Job -> Without altering anything, repeat each of the records.

==== Data section

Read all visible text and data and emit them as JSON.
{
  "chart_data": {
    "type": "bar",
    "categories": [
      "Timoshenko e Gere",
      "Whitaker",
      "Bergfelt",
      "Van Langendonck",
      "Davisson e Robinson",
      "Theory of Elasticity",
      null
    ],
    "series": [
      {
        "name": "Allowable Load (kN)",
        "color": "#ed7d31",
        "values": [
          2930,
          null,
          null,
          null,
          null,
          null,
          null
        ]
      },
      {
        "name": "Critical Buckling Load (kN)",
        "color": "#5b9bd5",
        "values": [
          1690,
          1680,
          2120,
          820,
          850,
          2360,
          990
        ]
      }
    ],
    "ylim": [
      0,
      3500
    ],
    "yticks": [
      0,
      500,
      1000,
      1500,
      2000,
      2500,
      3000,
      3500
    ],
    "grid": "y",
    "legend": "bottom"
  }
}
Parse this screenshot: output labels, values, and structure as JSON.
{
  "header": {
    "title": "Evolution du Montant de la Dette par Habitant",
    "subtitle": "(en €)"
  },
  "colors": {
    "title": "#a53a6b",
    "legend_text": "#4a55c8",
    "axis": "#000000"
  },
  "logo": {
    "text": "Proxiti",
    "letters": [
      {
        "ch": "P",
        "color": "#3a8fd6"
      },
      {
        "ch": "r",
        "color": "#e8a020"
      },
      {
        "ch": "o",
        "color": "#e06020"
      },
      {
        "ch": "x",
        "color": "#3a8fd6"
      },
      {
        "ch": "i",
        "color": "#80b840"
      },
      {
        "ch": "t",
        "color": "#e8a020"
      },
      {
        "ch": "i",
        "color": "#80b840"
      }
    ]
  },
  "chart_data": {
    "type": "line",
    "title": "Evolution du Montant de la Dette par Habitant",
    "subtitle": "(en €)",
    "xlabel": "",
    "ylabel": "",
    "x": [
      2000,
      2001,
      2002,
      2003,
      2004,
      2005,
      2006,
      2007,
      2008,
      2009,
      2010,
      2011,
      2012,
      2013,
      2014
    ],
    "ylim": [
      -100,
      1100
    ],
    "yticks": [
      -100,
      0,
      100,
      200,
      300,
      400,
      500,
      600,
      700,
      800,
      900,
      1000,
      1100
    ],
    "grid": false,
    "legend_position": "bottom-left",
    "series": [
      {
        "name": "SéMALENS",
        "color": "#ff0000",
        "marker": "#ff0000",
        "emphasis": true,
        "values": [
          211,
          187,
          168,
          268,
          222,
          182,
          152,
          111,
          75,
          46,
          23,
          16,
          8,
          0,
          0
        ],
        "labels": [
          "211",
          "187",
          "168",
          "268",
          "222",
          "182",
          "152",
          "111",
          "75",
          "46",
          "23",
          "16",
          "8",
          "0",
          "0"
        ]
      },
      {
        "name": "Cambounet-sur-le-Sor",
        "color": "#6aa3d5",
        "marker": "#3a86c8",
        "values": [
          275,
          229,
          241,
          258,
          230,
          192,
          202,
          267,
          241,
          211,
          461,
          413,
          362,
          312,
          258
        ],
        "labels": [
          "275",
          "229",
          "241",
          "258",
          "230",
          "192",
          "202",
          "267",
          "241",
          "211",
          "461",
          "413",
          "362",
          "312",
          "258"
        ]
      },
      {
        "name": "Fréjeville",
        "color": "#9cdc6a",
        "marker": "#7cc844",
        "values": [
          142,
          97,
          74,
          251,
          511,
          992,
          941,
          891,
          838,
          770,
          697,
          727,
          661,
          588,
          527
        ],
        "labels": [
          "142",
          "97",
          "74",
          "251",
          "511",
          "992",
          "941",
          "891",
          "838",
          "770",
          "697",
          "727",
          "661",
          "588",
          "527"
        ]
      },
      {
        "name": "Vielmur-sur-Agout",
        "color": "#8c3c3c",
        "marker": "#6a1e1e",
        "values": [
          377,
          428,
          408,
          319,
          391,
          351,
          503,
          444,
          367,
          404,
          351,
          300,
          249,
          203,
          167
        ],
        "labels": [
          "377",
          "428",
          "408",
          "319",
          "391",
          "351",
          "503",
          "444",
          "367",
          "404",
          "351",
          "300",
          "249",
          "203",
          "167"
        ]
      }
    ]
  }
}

========

Problem solution ->
Read all visible text and data and emit them as JSON.
{
  "chart_data": {
    "type": "bar",
    "categories": [
      "Timoshenko e Gere",
      "Whitaker",
      "Bergfelt",
      "Van Langendonck",
      "Davisson e Robinson",
      "Theory of Elasticity",
      null
    ],
    "series": [
      {
        "name": "Allowable Load (kN)",
        "color": "#ed7d31",
        "values": [
          2930,
          null,
          null,
          null,
          null,
          null,
          null
        ]
      },
      {
        "name": "Critical Buckling Load (kN)",
        "color": "#5b9bd5",
        "values": [
          1690,
          1680,
          2120,
          820,
          850,
          2360,
          990
        ]
      }
    ],
    "ylim": [
      0,
      3500
    ],
    "yticks": [
      0,
      500,
      1000,
      1500,
      2000,
      2500,
      3000,
      3500
    ],
    "grid": "y",
    "legend": "bottom"
  }
}
Parse this screenshot: output labels, values, and structure as JSON.
{
  "header": {
    "title": "Evolution du Montant de la Dette par Habitant",
    "subtitle": "(en €)"
  },
  "colors": {
    "title": "#a53a6b",
    "legend_text": "#4a55c8",
    "axis": "#000000"
  },
  "logo": {
    "text": "Proxiti",
    "letters": [
      {
        "ch": "P",
        "color": "#3a8fd6"
      },
      {
        "ch": "r",
        "color": "#e8a020"
      },
      {
        "ch": "o",
        "color": "#e06020"
      },
      {
        "ch": "x",
        "color": "#3a8fd6"
      },
      {
        "ch": "i",
        "color": "#80b840"
      },
      {
        "ch": "t",
        "color": "#e8a020"
      },
      {
        "ch": "i",
        "color": "#80b840"
      }
    ]
  },
  "chart_data": {
    "type": "line",
    "title": "Evolution du Montant de la Dette par Habitant",
    "subtitle": "(en €)",
    "xlabel": "",
    "ylabel": "",
    "x": [
      2000,
      2001,
      2002,
      2003,
      2004,
      2005,
      2006,
      2007,
      2008,
      2009,
      2010,
      2011,
      2012,
      2013,
      2014
    ],
    "ylim": [
      -100,
      1100
    ],
    "yticks": [
      -100,
      0,
      100,
      200,
      300,
      400,
      500,
      600,
      700,
      800,
      900,
      1000,
      1100
    ],
    "grid": false,
    "legend_position": "bottom-left",
    "series": [
      {
        "name": "SéMALENS",
        "color": "#ff0000",
        "marker": "#ff0000",
        "emphasis": true,
        "values": [
          211,
          187,
          168,
          268,
          222,
          182,
          152,
          111,
          75,
          46,
          23,
          16,
          8,
          0,
          0
        ],
        "labels": [
          "211",
          "187",
          "168",
          "268",
          "222",
          "182",
          "152",
          "111",
          "75",
          "46",
          "23",
          "16",
          "8",
          "0",
          "0"
        ]
      },
      {
        "name": "Cambounet-sur-le-Sor",
        "color": "#6aa3d5",
        "marker": "#3a86c8",
        "values": [
          275,
          229,
          241,
          258,
          230,
          192,
          202,
          267,
          241,
          211,
          461,
          413,
          362,
          312,
          258
        ],
        "labels": [
          "275",
          "229",
          "241",
          "258",
          "230",
          "192",
          "202",
          "267",
          "241",
          "211",
          "461",
          "413",
          "362",
          "312",
          "258"
        ]
      },
      {
        "name": "Fréjeville",
        "color": "#9cdc6a",
        "marker": "#7cc844",
        "values": [
          142,
          97,
          74,
          251,
          511,
          992,
          941,
          891,
          838,
          770,
          697,
          727,
          661,
          588,
          527
        ],
        "labels": [
          "142",
          "97",
          "74",
          "251",
          "511",
          "992",
          "941",
          "891",
          "838",
          "770",
          "697",
          "727",
          "661",
          "588",
          "527"
        ]
      },
      {
        "name": "Vielmur-sur-Agout",
        "color": "#8c3c3c",
        "marker": "#6a1e1e",
        "values": [
          377,
          428,
          408,
          319,
          391,
          351,
          503,
          444,
          367,
          404,
          351,
          300,
          249,
          203,
          167
        ],
        "labels": [
          "377",
          "428",
          "408",
          "319",
          "391",
          "351",
          "503",
          "444",
          "367",
          "404",
          "351",
          "300",
          "249",
          "203",
          "167"
        ]
      }
    ]
  }
}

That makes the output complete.